(Figure contents as structured data)
■ ■ ■
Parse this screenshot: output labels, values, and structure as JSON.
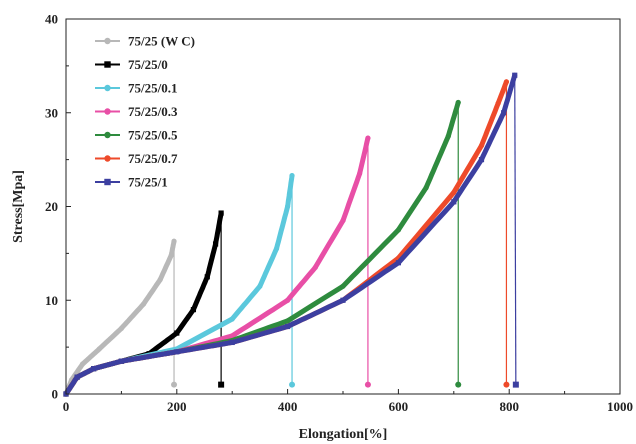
{
  "chart_data": {
    "type": "line",
    "xlabel": "Elongation[%]",
    "ylabel": "Stress[Mpa]",
    "xlim": [
      0,
      1000
    ],
    "ylim": [
      0,
      40
    ],
    "xticks": [
      "0",
      "200",
      "400",
      "600",
      "800",
      "1000"
    ],
    "yticks": [
      "0",
      "10",
      "20",
      "30",
      "40"
    ],
    "grid": false,
    "legend_position": "top-left",
    "series": [
      {
        "name": "75/25 (W C)",
        "color": "#b8b8b8",
        "marker": "circle",
        "x": [
          0,
          10,
          30,
          60,
          100,
          140,
          170,
          190,
          195
        ],
        "y": [
          0,
          1.5,
          3.2,
          4.8,
          7.0,
          9.6,
          12.2,
          14.8,
          16.3
        ],
        "break_x": 195,
        "break_y": 1.0
      },
      {
        "name": "75/25/0",
        "color": "#000000",
        "marker": "square",
        "x": [
          0,
          20,
          50,
          100,
          150,
          200,
          230,
          255,
          270,
          280
        ],
        "y": [
          0,
          1.8,
          2.7,
          3.5,
          4.3,
          6.5,
          9.0,
          12.5,
          16.0,
          19.3
        ],
        "break_x": 280,
        "break_y": 1.0
      },
      {
        "name": "75/25/0.1",
        "color": "#5bc8dc",
        "marker": "circle",
        "x": [
          0,
          20,
          50,
          100,
          200,
          300,
          350,
          380,
          400,
          408
        ],
        "y": [
          0,
          1.8,
          2.7,
          3.5,
          4.8,
          8.0,
          11.5,
          15.5,
          20.0,
          23.3
        ],
        "break_x": 408,
        "break_y": 1.0
      },
      {
        "name": "75/25/0.3",
        "color": "#e84fa6",
        "marker": "circle",
        "x": [
          0,
          20,
          50,
          100,
          200,
          300,
          400,
          450,
          500,
          530,
          545
        ],
        "y": [
          0,
          1.8,
          2.7,
          3.5,
          4.5,
          6.2,
          10.0,
          13.5,
          18.5,
          23.5,
          27.3
        ],
        "break_x": 545,
        "break_y": 1.0
      },
      {
        "name": "75/25/0.5",
        "color": "#2e8b3e",
        "marker": "circle",
        "x": [
          0,
          20,
          50,
          100,
          200,
          300,
          400,
          500,
          600,
          650,
          690,
          708
        ],
        "y": [
          0,
          1.8,
          2.7,
          3.5,
          4.5,
          5.7,
          7.8,
          11.5,
          17.5,
          22.0,
          27.5,
          31.1
        ],
        "break_x": 708,
        "break_y": 1.0
      },
      {
        "name": "75/25/0.7",
        "color": "#ee4a2a",
        "marker": "circle",
        "x": [
          0,
          20,
          50,
          100,
          200,
          300,
          400,
          500,
          600,
          700,
          750,
          780,
          795
        ],
        "y": [
          0,
          1.8,
          2.7,
          3.5,
          4.5,
          5.5,
          7.2,
          10.0,
          14.5,
          21.5,
          26.5,
          31.0,
          33.3
        ],
        "break_x": 795,
        "break_y": 1.0
      },
      {
        "name": "75/25/1",
        "color": "#3c3fa0",
        "marker": "square",
        "x": [
          0,
          20,
          50,
          100,
          200,
          300,
          400,
          500,
          600,
          700,
          750,
          790,
          810
        ],
        "y": [
          0,
          1.8,
          2.7,
          3.5,
          4.5,
          5.5,
          7.2,
          10.0,
          14.0,
          20.5,
          25.0,
          30.0,
          34.0
        ],
        "break_x": 812,
        "break_y": 1.0
      }
    ]
  }
}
■ ■ ■
_Exercise_. The records shown above are to be repeated exactly, with the pictures left out.

_Worked answer_.
Parse this screenshot: output labels, values, and structure as JSON.
{
  "chart_data": {
    "type": "line",
    "xlabel": "Elongation[%]",
    "ylabel": "Stress[Mpa]",
    "xlim": [
      0,
      1000
    ],
    "ylim": [
      0,
      40
    ],
    "xticks": [
      "0",
      "200",
      "400",
      "600",
      "800",
      "1000"
    ],
    "yticks": [
      "0",
      "10",
      "20",
      "30",
      "40"
    ],
    "grid": false,
    "legend_position": "top-left",
    "series": [
      {
        "name": "75/25 (W C)",
        "color": "#b8b8b8",
        "marker": "circle",
        "x": [
          0,
          10,
          30,
          60,
          100,
          140,
          170,
          190,
          195
        ],
        "y": [
          0,
          1.5,
          3.2,
          4.8,
          7.0,
          9.6,
          12.2,
          14.8,
          16.3
        ],
        "break_x": 195,
        "break_y": 1.0
      },
      {
        "name": "75/25/0",
        "color": "#000000",
        "marker": "square",
        "x": [
          0,
          20,
          50,
          100,
          150,
          200,
          230,
          255,
          270,
          280
        ],
        "y": [
          0,
          1.8,
          2.7,
          3.5,
          4.3,
          6.5,
          9.0,
          12.5,
          16.0,
          19.3
        ],
        "break_x": 280,
        "break_y": 1.0
      },
      {
        "name": "75/25/0.1",
        "color": "#5bc8dc",
        "marker": "circle",
        "x": [
          0,
          20,
          50,
          100,
          200,
          300,
          350,
          380,
          400,
          408
        ],
        "y": [
          0,
          1.8,
          2.7,
          3.5,
          4.8,
          8.0,
          11.5,
          15.5,
          20.0,
          23.3
        ],
        "break_x": 408,
        "break_y": 1.0
      },
      {
        "name": "75/25/0.3",
        "color": "#e84fa6",
        "marker": "circle",
        "x": [
          0,
          20,
          50,
          100,
          200,
          300,
          400,
          450,
          500,
          530,
          545
        ],
        "y": [
          0,
          1.8,
          2.7,
          3.5,
          4.5,
          6.2,
          10.0,
          13.5,
          18.5,
          23.5,
          27.3
        ],
        "break_x": 545,
        "break_y": 1.0
      },
      {
        "name": "75/25/0.5",
        "color": "#2e8b3e",
        "marker": "circle",
        "x": [
          0,
          20,
          50,
          100,
          200,
          300,
          400,
          500,
          600,
          650,
          690,
          708
        ],
        "y": [
          0,
          1.8,
          2.7,
          3.5,
          4.5,
          5.7,
          7.8,
          11.5,
          17.5,
          22.0,
          27.5,
          31.1
        ],
        "break_x": 708,
        "break_y": 1.0
      },
      {
        "name": "75/25/0.7",
        "color": "#ee4a2a",
        "marker": "circle",
        "x": [
          0,
          20,
          50,
          100,
          200,
          300,
          400,
          500,
          600,
          700,
          750,
          780,
          795
        ],
        "y": [
          0,
          1.8,
          2.7,
          3.5,
          4.5,
          5.5,
          7.2,
          10.0,
          14.5,
          21.5,
          26.5,
          31.0,
          33.3
        ],
        "break_x": 795,
        "break_y": 1.0
      },
      {
        "name": "75/25/1",
        "color": "#3c3fa0",
        "marker": "square",
        "x": [
          0,
          20,
          50,
          100,
          200,
          300,
          400,
          500,
          600,
          700,
          750,
          790,
          810
        ],
        "y": [
          0,
          1.8,
          2.7,
          3.5,
          4.5,
          5.5,
          7.2,
          10.0,
          14.0,
          20.5,
          25.0,
          30.0,
          34.0
        ],
        "break_x": 812,
        "break_y": 1.0
      }
    ]
  }
}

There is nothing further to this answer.